## Do this
Please copy every line of the data below exactly, with nothing added or left out.
※ ※ ※
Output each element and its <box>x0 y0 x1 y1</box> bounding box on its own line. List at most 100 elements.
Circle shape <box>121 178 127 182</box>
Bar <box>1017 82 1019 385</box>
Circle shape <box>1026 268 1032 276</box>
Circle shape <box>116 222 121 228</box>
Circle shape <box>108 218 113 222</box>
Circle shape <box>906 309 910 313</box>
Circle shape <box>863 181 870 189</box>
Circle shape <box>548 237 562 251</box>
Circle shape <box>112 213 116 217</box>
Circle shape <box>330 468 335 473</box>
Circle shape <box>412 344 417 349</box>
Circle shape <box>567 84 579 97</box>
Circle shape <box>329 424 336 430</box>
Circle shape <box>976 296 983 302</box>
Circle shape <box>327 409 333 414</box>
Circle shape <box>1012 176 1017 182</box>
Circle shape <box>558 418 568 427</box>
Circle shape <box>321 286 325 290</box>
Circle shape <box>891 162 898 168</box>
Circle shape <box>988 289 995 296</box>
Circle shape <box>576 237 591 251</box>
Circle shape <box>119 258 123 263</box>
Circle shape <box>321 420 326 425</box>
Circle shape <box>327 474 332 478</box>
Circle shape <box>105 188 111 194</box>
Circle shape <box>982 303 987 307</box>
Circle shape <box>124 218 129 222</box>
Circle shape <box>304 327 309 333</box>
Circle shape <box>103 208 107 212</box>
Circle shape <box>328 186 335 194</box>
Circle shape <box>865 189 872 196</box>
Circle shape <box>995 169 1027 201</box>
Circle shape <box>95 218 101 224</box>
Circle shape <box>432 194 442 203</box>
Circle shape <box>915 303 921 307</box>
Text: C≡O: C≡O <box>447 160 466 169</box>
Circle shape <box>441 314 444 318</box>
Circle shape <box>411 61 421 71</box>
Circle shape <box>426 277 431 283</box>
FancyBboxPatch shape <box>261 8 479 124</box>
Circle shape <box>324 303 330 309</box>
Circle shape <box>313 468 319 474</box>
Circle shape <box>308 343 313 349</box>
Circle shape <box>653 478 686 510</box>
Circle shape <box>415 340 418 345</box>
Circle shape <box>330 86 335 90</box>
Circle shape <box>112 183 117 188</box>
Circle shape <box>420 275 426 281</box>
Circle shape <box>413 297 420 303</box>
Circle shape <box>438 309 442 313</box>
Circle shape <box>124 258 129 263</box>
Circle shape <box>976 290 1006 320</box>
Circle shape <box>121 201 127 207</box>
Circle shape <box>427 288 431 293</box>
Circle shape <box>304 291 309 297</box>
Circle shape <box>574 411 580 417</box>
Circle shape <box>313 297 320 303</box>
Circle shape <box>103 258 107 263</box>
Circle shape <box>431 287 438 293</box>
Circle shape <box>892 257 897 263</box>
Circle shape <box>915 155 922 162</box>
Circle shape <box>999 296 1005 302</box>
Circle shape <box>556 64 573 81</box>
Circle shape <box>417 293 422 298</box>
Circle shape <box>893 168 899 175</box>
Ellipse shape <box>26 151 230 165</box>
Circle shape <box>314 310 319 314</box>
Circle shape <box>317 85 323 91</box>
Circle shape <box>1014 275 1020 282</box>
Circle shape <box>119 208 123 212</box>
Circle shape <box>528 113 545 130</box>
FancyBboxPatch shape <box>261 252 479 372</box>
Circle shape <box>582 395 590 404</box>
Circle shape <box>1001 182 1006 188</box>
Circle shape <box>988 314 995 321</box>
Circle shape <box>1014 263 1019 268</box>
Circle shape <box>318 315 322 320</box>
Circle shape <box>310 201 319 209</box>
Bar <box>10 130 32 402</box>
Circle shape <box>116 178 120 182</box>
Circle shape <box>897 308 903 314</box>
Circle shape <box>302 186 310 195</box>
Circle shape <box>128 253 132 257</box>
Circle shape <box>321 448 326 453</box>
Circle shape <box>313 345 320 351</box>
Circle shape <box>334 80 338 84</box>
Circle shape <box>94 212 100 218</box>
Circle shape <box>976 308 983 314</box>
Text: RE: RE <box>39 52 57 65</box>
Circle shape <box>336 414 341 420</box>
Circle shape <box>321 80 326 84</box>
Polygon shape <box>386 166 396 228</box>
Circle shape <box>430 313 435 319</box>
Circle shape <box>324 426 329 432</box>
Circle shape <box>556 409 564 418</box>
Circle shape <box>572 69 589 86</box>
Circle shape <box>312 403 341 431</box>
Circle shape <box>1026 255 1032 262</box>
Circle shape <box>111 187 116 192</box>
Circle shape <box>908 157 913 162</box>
※ ※ ※
## Output of the exercise
Output each element and its <box>x0 y0 x1 y1</box> bounding box on its own line. List at most 100 elements.
Circle shape <box>121 178 127 182</box>
Bar <box>1017 82 1019 385</box>
Circle shape <box>1026 268 1032 276</box>
Circle shape <box>116 222 121 228</box>
Circle shape <box>108 218 113 222</box>
Circle shape <box>906 309 910 313</box>
Circle shape <box>863 181 870 189</box>
Circle shape <box>548 237 562 251</box>
Circle shape <box>112 213 116 217</box>
Circle shape <box>330 468 335 473</box>
Circle shape <box>412 344 417 349</box>
Circle shape <box>567 84 579 97</box>
Circle shape <box>329 424 336 430</box>
Circle shape <box>976 296 983 302</box>
Circle shape <box>327 409 333 414</box>
Circle shape <box>1012 176 1017 182</box>
Circle shape <box>558 418 568 427</box>
Circle shape <box>321 286 325 290</box>
Circle shape <box>891 162 898 168</box>
Circle shape <box>988 289 995 296</box>
Circle shape <box>576 237 591 251</box>
Circle shape <box>119 258 123 263</box>
Circle shape <box>321 420 326 425</box>
Circle shape <box>327 474 332 478</box>
Circle shape <box>105 188 111 194</box>
Circle shape <box>982 303 987 307</box>
Circle shape <box>124 218 129 222</box>
Circle shape <box>304 327 309 333</box>
Circle shape <box>103 208 107 212</box>
Circle shape <box>328 186 335 194</box>
Circle shape <box>865 189 872 196</box>
Circle shape <box>995 169 1027 201</box>
Circle shape <box>95 218 101 224</box>
Circle shape <box>432 194 442 203</box>
Circle shape <box>915 303 921 307</box>
Text: C≡O: C≡O <box>447 160 466 169</box>
Circle shape <box>441 314 444 318</box>
Circle shape <box>411 61 421 71</box>
Circle shape <box>426 277 431 283</box>
FancyBboxPatch shape <box>261 8 479 124</box>
Circle shape <box>324 303 330 309</box>
Circle shape <box>313 468 319 474</box>
Circle shape <box>308 343 313 349</box>
Circle shape <box>653 478 686 510</box>
Circle shape <box>415 340 418 345</box>
Circle shape <box>330 86 335 90</box>
Circle shape <box>112 183 117 188</box>
Circle shape <box>420 275 426 281</box>
Circle shape <box>413 297 420 303</box>
Circle shape <box>438 309 442 313</box>
Circle shape <box>124 258 129 263</box>
Circle shape <box>976 290 1006 320</box>
Circle shape <box>121 201 127 207</box>
Circle shape <box>427 288 431 293</box>
Circle shape <box>304 291 309 297</box>
Circle shape <box>574 411 580 417</box>
Circle shape <box>313 297 320 303</box>
Circle shape <box>103 258 107 263</box>
Circle shape <box>431 287 438 293</box>
Circle shape <box>892 257 897 263</box>
Circle shape <box>915 155 922 162</box>
Circle shape <box>999 296 1005 302</box>
Circle shape <box>556 64 573 81</box>
Circle shape <box>417 293 422 298</box>
Circle shape <box>893 168 899 175</box>
Ellipse shape <box>26 151 230 165</box>
Circle shape <box>314 310 319 314</box>
Circle shape <box>317 85 323 91</box>
Circle shape <box>1014 275 1020 282</box>
Circle shape <box>119 208 123 212</box>
Circle shape <box>528 113 545 130</box>
FancyBboxPatch shape <box>261 252 479 372</box>
Circle shape <box>582 395 590 404</box>
Circle shape <box>1001 182 1006 188</box>
Circle shape <box>988 314 995 321</box>
Circle shape <box>1014 263 1019 268</box>
Circle shape <box>318 315 322 320</box>
Circle shape <box>310 201 319 209</box>
Bar <box>10 130 32 402</box>
Circle shape <box>116 178 120 182</box>
Circle shape <box>897 308 903 314</box>
Circle shape <box>302 186 310 195</box>
Circle shape <box>128 253 132 257</box>
Circle shape <box>321 448 326 453</box>
Circle shape <box>313 345 320 351</box>
Circle shape <box>334 80 338 84</box>
Circle shape <box>94 212 100 218</box>
Circle shape <box>976 308 983 314</box>
Text: RE: RE <box>39 52 57 65</box>
Circle shape <box>336 414 341 420</box>
Circle shape <box>321 80 326 84</box>
Polygon shape <box>386 166 396 228</box>
Circle shape <box>430 313 435 319</box>
Circle shape <box>324 426 329 432</box>
Circle shape <box>556 409 564 418</box>
Circle shape <box>572 69 589 86</box>
Circle shape <box>312 403 341 431</box>
Circle shape <box>1026 255 1032 262</box>
Circle shape <box>111 187 116 192</box>
Circle shape <box>908 157 913 162</box>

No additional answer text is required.